> **SUPPLIED MATERIAL**:
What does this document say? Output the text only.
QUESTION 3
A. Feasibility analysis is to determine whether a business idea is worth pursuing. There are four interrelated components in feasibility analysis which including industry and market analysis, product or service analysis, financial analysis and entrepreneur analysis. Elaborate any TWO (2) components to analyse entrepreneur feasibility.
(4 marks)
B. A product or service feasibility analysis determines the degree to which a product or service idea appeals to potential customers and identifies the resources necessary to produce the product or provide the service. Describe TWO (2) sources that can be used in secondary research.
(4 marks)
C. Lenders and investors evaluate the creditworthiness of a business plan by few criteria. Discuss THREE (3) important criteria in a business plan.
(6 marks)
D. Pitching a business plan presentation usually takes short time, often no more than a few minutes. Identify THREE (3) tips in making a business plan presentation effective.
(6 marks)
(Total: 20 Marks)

> **GOAL**: Write out the full listing, keeping every line exactly as it is.

> **THE REPLY**:
What does this document say? Output the text only.
QUESTION 3
A. Feasibility analysis is to determine whether a business idea is worth pursuing. There are four interrelated components in feasibility analysis which including industry and market analysis, product or service analysis, financial analysis and entrepreneur analysis. Elaborate any TWO (2) components to analyse entrepreneur feasibility.
(4 marks)
B. A product or service feasibility analysis determines the degree to which a product or service idea appeals to potential customers and identifies the resources necessary to produce the product or provide the service. Describe TWO (2) sources that can be used in secondary research.
(4 marks)
C. Lenders and investors evaluate the creditworthiness of a business plan by few criteria. Discuss THREE (3) important criteria in a business plan.
(6 marks)
D. Pitching a business plan presentation usually takes short time, often no more than a few minutes. Identify THREE (3) tips in making a business plan presentation effective.
(6 marks)
(Total: 20 Marks)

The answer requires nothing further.